**Written request:**
Copy out each line below that has the word "name" in it.

(Source records)
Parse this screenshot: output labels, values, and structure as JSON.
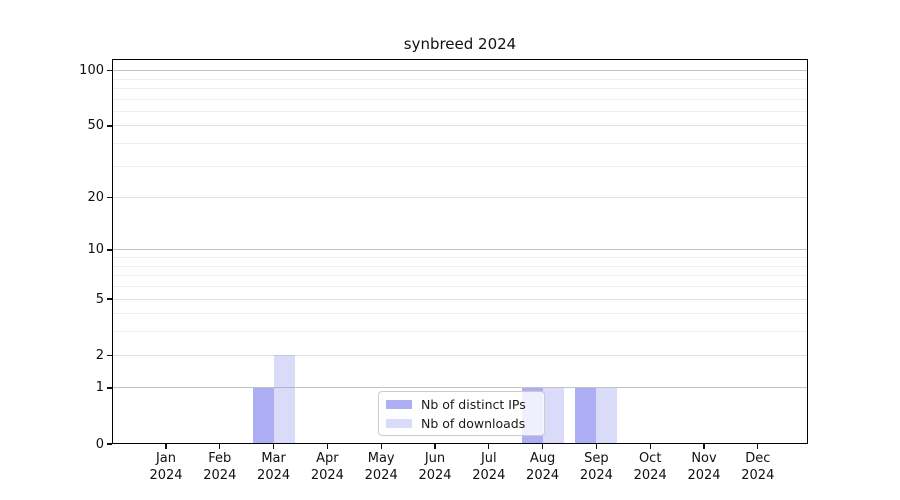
{
  "title": "synbreed 2024",
  "chart_data": {
    "type": "bar",
    "title": "synbreed 2024",
    "x_categories": [
      "Jan",
      "Feb",
      "Mar",
      "Apr",
      "May",
      "Jun",
      "Jul",
      "Aug",
      "Sep",
      "Oct",
      "Nov",
      "Dec"
    ],
    "x_year": "2024",
    "y_scale": "log10(value+1)",
    "ylim": [
      0,
      116
    ],
    "y_ticks": [
      100,
      50,
      20,
      10,
      5,
      2,
      1,
      0
    ],
    "y_minor_gridlines": [
      3,
      4,
      6,
      7,
      8,
      9,
      30,
      40,
      60,
      70,
      80,
      90
    ],
    "grid": {
      "decade_color": "#c3c3c3",
      "labeled_color": "#e0e0e0",
      "minor_color": "#eeeeee"
    },
    "series": [
      {
        "name": "Nb of distinct IPs",
        "key": "distinct-ips",
        "fill": "rgba(125,125,238,0.62)",
        "hex_on_white": "#aeaef4",
        "values": [
          0,
          0,
          1,
          0,
          0,
          0,
          0,
          1,
          1,
          0,
          0,
          0
        ]
      },
      {
        "name": "Nb of downloads",
        "key": "downloads",
        "fill": "rgba(140,140,235,0.32)",
        "hex_on_white": "#dadaf8",
        "values": [
          0,
          0,
          2,
          0,
          0,
          0,
          0,
          1,
          1,
          0,
          0,
          0
        ]
      }
    ],
    "legend": {
      "position": "inside-bottom-center"
    }
  }
}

**Answer to this problem:**
        "name": "Nb of distinct IPs",
        "name": "Nb of downloads",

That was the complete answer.